Examine each line of the data. Copy those that contain the string "processi".

GIVEN DATA:
┄┄┄┄┄┄┄┄┄┄

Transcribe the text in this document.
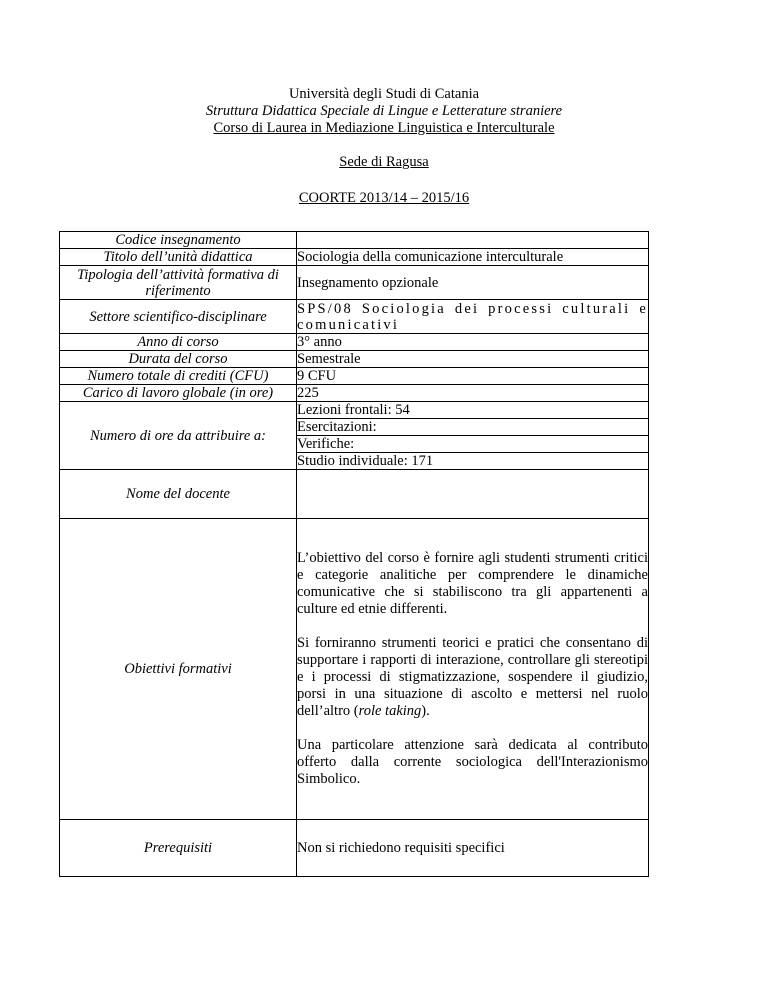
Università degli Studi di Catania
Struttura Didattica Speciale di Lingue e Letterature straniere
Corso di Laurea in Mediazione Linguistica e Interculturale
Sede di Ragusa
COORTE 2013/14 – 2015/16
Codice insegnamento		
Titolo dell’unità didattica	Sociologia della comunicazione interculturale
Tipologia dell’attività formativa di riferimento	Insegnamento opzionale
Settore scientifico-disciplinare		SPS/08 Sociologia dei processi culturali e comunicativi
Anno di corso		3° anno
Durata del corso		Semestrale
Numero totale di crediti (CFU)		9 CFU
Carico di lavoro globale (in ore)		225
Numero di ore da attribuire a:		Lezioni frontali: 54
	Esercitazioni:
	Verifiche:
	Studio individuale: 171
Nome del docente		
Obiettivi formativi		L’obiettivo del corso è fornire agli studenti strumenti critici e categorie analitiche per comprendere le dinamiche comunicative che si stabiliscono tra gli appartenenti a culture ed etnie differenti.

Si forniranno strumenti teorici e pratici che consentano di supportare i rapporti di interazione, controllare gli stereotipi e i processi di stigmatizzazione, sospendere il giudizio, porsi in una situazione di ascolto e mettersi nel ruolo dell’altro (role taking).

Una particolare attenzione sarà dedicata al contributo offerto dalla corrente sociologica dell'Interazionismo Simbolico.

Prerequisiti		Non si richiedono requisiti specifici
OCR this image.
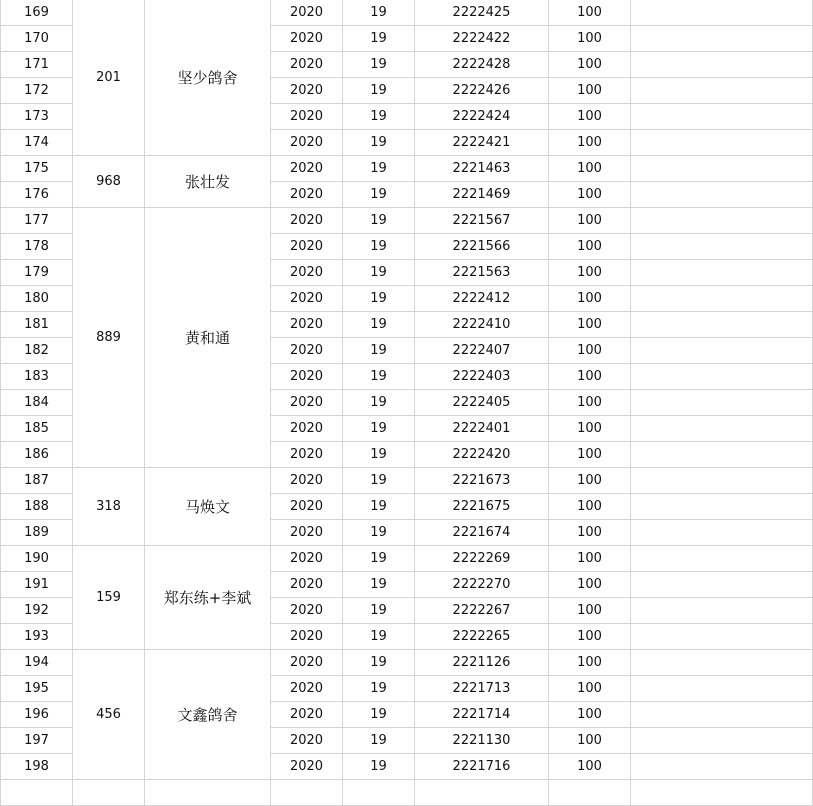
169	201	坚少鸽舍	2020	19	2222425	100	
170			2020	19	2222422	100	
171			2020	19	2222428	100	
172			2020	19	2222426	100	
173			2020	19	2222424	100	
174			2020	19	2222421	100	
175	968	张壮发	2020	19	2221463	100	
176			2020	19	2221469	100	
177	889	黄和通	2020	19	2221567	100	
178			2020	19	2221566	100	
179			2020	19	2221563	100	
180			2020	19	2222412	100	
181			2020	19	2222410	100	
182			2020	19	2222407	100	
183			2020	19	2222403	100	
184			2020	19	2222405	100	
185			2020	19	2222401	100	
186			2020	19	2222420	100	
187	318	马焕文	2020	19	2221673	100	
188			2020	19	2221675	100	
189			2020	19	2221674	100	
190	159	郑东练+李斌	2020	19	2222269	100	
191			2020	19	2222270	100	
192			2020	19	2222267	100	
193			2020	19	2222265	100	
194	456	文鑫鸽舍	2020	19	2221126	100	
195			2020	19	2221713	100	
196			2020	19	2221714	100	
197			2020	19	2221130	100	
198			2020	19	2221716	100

┄┄┄┄┄┄┄┄┄┄

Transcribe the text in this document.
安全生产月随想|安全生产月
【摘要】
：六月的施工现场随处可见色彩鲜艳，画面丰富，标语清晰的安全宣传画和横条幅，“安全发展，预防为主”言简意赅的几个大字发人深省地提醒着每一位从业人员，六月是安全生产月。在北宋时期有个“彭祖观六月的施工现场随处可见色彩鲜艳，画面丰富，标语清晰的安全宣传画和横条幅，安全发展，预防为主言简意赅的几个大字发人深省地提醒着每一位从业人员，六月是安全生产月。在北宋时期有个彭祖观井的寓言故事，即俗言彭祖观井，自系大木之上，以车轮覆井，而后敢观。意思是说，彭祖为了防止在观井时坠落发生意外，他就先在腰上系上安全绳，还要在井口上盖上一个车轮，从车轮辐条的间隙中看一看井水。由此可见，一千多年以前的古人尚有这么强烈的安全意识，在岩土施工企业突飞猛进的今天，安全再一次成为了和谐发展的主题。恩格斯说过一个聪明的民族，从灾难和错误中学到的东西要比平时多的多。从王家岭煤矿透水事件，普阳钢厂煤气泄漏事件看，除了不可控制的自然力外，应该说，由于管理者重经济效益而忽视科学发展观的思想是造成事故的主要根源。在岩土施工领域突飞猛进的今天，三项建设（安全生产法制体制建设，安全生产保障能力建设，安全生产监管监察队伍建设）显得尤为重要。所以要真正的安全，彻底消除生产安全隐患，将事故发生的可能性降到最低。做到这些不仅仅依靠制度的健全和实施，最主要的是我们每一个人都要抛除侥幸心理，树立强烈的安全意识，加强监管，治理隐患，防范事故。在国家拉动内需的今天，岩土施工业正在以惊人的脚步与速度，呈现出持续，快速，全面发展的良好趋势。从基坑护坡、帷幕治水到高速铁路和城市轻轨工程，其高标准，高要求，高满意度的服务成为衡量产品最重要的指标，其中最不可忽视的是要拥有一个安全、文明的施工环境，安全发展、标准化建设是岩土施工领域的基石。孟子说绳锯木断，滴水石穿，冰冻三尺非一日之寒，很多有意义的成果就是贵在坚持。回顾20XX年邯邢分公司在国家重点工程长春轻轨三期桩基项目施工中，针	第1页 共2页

┄┄┄┄┄┄┄┄┄┄

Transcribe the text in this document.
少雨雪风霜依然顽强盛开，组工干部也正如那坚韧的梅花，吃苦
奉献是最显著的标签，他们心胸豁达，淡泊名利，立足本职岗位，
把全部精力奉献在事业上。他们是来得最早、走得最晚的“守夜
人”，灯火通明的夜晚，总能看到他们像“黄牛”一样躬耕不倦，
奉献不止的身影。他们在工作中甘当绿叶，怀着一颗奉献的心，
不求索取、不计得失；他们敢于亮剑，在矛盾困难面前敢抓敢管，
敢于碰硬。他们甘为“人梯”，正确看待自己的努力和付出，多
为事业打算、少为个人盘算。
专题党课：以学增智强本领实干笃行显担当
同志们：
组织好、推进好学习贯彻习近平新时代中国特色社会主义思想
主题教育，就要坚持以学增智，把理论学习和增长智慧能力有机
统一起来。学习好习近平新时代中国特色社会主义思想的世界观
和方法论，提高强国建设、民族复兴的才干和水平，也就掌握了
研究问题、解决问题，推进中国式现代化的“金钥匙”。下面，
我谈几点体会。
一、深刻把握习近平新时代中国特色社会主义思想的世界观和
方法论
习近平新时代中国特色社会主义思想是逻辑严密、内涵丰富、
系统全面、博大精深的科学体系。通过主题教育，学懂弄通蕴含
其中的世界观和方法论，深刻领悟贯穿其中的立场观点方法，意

┄┄┄┄┄┄┄┄┄┄

TASK RESPONSE:
Settore scientifico-disciplinare		SPS/08 Sociologia dei processi culturali e comunicativi
Si forniranno strumenti teorici e pratici che consentano di supportare i rapporti di interazione, controllare gli stereotipi e i processi di stigmatizzazione, sospendere il giudizio, porsi in una situazione di ascolto e mettersi nel ruolo dell’altro (role taking).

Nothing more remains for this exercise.